--- Start ---
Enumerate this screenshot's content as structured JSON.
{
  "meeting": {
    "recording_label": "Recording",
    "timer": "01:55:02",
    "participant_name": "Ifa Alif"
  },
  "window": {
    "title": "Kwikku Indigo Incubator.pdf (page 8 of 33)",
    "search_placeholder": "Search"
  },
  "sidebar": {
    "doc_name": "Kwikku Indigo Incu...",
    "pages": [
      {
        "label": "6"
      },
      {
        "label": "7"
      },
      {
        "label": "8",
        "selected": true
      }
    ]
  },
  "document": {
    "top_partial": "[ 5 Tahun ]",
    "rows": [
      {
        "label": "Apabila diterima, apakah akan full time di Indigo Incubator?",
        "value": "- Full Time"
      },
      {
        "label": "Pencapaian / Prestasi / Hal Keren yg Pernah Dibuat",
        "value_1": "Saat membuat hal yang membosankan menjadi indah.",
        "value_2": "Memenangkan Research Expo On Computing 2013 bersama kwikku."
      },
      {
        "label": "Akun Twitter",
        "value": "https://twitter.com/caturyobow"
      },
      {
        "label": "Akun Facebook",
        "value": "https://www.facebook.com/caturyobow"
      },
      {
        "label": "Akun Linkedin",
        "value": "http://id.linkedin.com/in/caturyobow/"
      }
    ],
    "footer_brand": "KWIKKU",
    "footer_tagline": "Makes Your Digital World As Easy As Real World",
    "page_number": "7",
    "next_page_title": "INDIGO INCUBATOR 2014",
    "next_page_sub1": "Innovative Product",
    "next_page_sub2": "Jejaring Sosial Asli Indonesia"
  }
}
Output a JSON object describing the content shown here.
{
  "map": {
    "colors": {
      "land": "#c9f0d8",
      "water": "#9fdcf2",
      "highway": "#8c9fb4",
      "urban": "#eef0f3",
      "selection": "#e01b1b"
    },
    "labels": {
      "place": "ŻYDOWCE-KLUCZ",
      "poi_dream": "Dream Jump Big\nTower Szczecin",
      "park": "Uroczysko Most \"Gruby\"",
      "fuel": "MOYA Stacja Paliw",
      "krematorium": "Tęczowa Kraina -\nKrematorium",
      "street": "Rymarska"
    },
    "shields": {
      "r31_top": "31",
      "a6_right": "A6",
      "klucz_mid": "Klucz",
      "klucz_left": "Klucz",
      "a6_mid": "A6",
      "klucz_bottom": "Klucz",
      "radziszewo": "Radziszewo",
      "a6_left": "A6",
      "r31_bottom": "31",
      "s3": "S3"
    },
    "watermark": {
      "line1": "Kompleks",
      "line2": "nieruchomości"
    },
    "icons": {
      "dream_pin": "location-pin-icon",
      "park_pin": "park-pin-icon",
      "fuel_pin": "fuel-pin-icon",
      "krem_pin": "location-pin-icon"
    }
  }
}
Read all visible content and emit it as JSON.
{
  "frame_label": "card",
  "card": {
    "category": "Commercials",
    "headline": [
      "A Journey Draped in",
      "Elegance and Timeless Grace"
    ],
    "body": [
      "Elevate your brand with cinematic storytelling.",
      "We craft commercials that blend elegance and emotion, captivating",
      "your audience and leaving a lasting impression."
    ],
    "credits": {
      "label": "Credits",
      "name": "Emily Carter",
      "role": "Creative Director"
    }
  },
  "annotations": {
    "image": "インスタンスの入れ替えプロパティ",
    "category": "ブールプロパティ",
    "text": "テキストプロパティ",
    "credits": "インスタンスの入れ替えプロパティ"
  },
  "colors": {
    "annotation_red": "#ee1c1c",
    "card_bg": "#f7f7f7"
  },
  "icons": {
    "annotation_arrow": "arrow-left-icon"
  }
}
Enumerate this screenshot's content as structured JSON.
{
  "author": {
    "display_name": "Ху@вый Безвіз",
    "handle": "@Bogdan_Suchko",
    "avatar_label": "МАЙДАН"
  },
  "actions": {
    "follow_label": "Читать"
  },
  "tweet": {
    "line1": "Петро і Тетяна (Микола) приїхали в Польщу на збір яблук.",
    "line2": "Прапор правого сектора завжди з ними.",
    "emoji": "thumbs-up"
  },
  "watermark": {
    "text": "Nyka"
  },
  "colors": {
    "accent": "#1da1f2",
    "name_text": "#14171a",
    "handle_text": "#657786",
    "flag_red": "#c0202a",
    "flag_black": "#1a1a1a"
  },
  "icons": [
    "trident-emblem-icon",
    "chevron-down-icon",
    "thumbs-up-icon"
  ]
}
--- End ---
Goal
Retype every entry word for word.

Solution for this task
Enumerate this screenshot's content as structured JSON.
{
  "meeting": {
    "recording_label": "Recording",
    "timer": "01:55:02",
    "participant_name": "Ifa Alif"
  },
  "window": {
    "title": "Kwikku Indigo Incubator.pdf (page 8 of 33)",
    "search_placeholder": "Search"
  },
  "sidebar": {
    "doc_name": "Kwikku Indigo Incu...",
    "pages": [
      {
        "label": "6"
      },
      {
        "label": "7"
      },
      {
        "label": "8",
        "selected": true
      }
    ]
  },
  "document": {
    "top_partial": "[ 5 Tahun ]",
    "rows": [
      {
        "label": "Apabila diterima, apakah akan full time di Indigo Incubator?",
        "value": "- Full Time"
      },
      {
        "label": "Pencapaian / Prestasi / Hal Keren yg Pernah Dibuat",
        "value_1": "Saat membuat hal yang membosankan menjadi indah.",
        "value_2": "Memenangkan Research Expo On Computing 2013 bersama kwikku."
      },
      {
        "label": "Akun Twitter",
        "value": "https://twitter.com/caturyobow"
      },
      {
        "label": "Akun Facebook",
        "value": "https://www.facebook.com/caturyobow"
      },
      {
        "label": "Akun Linkedin",
        "value": "http://id.linkedin.com/in/caturyobow/"
      }
    ],
    "footer_brand": "KWIKKU",
    "footer_tagline": "Makes Your Digital World As Easy As Real World",
    "page_number": "7",
    "next_page_title": "INDIGO INCUBATOR 2014",
    "next_page_sub1": "Innovative Product",
    "next_page_sub2": "Jejaring Sosial Asli Indonesia"
  }
}
Output a JSON object describing the content shown here.
{
  "map": {
    "colors": {
      "land": "#c9f0d8",
      "water": "#9fdcf2",
      "highway": "#8c9fb4",
      "urban": "#eef0f3",
      "selection": "#e01b1b"
    },
    "labels": {
      "place": "ŻYDOWCE-KLUCZ",
      "poi_dream": "Dream Jump Big\nTower Szczecin",
      "park": "Uroczysko Most \"Gruby\"",
      "fuel": "MOYA Stacja Paliw",
      "krematorium": "Tęczowa Kraina -\nKrematorium",
      "street": "Rymarska"
    },
    "shields": {
      "r31_top": "31",
      "a6_right": "A6",
      "klucz_mid": "Klucz",
      "klucz_left": "Klucz",
      "a6_mid": "A6",
      "klucz_bottom": "Klucz",
      "radziszewo": "Radziszewo",
      "a6_left": "A6",
      "r31_bottom": "31",
      "s3": "S3"
    },
    "watermark": {
      "line1": "Kompleks",
      "line2": "nieruchomości"
    },
    "icons": {
      "dream_pin": "location-pin-icon",
      "park_pin": "park-pin-icon",
      "fuel_pin": "fuel-pin-icon",
      "krem_pin": "location-pin-icon"
    }
  }
}
Read all visible content and emit it as JSON.
{
  "frame_label": "card",
  "card": {
    "category": "Commercials",
    "headline": [
      "A Journey Draped in",
      "Elegance and Timeless Grace"
    ],
    "body": [
      "Elevate your brand with cinematic storytelling.",
      "We craft commercials that blend elegance and emotion, captivating",
      "your audience and leaving a lasting impression."
    ],
    "credits": {
      "label": "Credits",
      "name": "Emily Carter",
      "role": "Creative Director"
    }
  },
  "annotations": {
    "image": "インスタンスの入れ替えプロパティ",
    "category": "ブールプロパティ",
    "text": "テキストプロパティ",
    "credits": "インスタンスの入れ替えプロパティ"
  },
  "colors": {
    "annotation_red": "#ee1c1c",
    "card_bg": "#f7f7f7"
  },
  "icons": {
    "annotation_arrow": "arrow-left-icon"
  }
}
Enumerate this screenshot's content as structured JSON.
{
  "author": {
    "display_name": "Ху@вый Безвіз",
    "handle": "@Bogdan_Suchko",
    "avatar_label": "МАЙДАН"
  },
  "actions": {
    "follow_label": "Читать"
  },
  "tweet": {
    "line1": "Петро і Тетяна (Микола) приїхали в Польщу на збір яблук.",
    "line2": "Прапор правого сектора завжди з ними.",
    "emoji": "thumbs-up"
  },
  "watermark": {
    "text": "Nyka"
  },
  "colors": {
    "accent": "#1da1f2",
    "name_text": "#14171a",
    "handle_text": "#657786",
    "flag_red": "#c0202a",
    "flag_black": "#1a1a1a"
  },
  "icons": [
    "trident-emblem-icon",
    "chevron-down-icon",
    "thumbs-up-icon"
  ]
}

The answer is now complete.